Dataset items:
►

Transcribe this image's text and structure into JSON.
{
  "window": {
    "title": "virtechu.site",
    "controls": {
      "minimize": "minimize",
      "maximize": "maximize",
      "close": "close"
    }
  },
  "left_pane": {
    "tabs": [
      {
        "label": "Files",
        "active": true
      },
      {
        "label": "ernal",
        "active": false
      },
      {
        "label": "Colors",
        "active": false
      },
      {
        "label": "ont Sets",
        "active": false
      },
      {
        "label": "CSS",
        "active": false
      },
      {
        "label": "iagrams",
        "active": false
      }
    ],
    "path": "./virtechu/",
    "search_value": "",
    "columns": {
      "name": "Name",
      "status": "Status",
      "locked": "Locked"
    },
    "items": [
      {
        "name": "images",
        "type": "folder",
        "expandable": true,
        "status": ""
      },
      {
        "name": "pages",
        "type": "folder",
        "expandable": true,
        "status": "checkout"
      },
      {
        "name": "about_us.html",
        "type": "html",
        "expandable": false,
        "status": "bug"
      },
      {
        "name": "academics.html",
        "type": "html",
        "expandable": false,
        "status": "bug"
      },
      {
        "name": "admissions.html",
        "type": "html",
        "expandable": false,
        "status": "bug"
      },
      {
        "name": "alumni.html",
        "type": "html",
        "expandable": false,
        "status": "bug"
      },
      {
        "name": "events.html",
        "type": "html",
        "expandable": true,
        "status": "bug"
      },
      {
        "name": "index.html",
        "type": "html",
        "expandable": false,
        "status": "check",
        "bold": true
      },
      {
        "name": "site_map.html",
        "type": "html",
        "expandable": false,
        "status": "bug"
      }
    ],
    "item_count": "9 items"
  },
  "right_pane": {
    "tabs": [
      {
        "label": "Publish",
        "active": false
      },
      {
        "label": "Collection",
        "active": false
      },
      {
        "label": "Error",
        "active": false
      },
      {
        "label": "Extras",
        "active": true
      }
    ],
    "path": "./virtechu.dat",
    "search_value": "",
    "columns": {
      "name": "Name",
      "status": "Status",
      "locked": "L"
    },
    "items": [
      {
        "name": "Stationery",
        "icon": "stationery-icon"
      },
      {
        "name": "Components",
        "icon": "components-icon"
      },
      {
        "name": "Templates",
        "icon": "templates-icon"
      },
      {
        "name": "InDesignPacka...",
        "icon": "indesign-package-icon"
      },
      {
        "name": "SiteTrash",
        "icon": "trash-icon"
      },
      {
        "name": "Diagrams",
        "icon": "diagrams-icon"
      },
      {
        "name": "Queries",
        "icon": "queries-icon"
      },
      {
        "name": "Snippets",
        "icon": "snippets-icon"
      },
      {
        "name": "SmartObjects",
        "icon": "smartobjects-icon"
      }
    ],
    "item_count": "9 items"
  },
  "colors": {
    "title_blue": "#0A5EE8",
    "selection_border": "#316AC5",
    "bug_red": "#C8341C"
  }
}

◄

WHAT TO WORK ON :: Each record above should be output again exactly.

PROBLEM SOLUTION ::
Transcribe this image's text and structure into JSON.
{
  "window": {
    "title": "virtechu.site",
    "controls": {
      "minimize": "minimize",
      "maximize": "maximize",
      "close": "close"
    }
  },
  "left_pane": {
    "tabs": [
      {
        "label": "Files",
        "active": true
      },
      {
        "label": "ernal",
        "active": false
      },
      {
        "label": "Colors",
        "active": false
      },
      {
        "label": "ont Sets",
        "active": false
      },
      {
        "label": "CSS",
        "active": false
      },
      {
        "label": "iagrams",
        "active": false
      }
    ],
    "path": "./virtechu/",
    "search_value": "",
    "columns": {
      "name": "Name",
      "status": "Status",
      "locked": "Locked"
    },
    "items": [
      {
        "name": "images",
        "type": "folder",
        "expandable": true,
        "status": ""
      },
      {
        "name": "pages",
        "type": "folder",
        "expandable": true,
        "status": "checkout"
      },
      {
        "name": "about_us.html",
        "type": "html",
        "expandable": false,
        "status": "bug"
      },
      {
        "name": "academics.html",
        "type": "html",
        "expandable": false,
        "status": "bug"
      },
      {
        "name": "admissions.html",
        "type": "html",
        "expandable": false,
        "status": "bug"
      },
      {
        "name": "alumni.html",
        "type": "html",
        "expandable": false,
        "status": "bug"
      },
      {
        "name": "events.html",
        "type": "html",
        "expandable": true,
        "status": "bug"
      },
      {
        "name": "index.html",
        "type": "html",
        "expandable": false,
        "status": "check",
        "bold": true
      },
      {
        "name": "site_map.html",
        "type": "html",
        "expandable": false,
        "status": "bug"
      }
    ],
    "item_count": "9 items"
  },
  "right_pane": {
    "tabs": [
      {
        "label": "Publish",
        "active": false
      },
      {
        "label": "Collection",
        "active": false
      },
      {
        "label": "Error",
        "active": false
      },
      {
        "label": "Extras",
        "active": true
      }
    ],
    "path": "./virtechu.dat",
    "search_value": "",
    "columns": {
      "name": "Name",
      "status": "Status",
      "locked": "L"
    },
    "items": [
      {
        "name": "Stationery",
        "icon": "stationery-icon"
      },
      {
        "name": "Components",
        "icon": "components-icon"
      },
      {
        "name": "Templates",
        "icon": "templates-icon"
      },
      {
        "name": "InDesignPacka...",
        "icon": "indesign-package-icon"
      },
      {
        "name": "SiteTrash",
        "icon": "trash-icon"
      },
      {
        "name": "Diagrams",
        "icon": "diagrams-icon"
      },
      {
        "name": "Queries",
        "icon": "queries-icon"
      },
      {
        "name": "Snippets",
        "icon": "snippets-icon"
      },
      {
        "name": "SmartObjects",
        "icon": "smartobjects-icon"
      }
    ],
    "item_count": "9 items"
  },
  "colors": {
    "title_blue": "#0A5EE8",
    "selection_border": "#316AC5",
    "bug_red": "#C8341C"
  }
}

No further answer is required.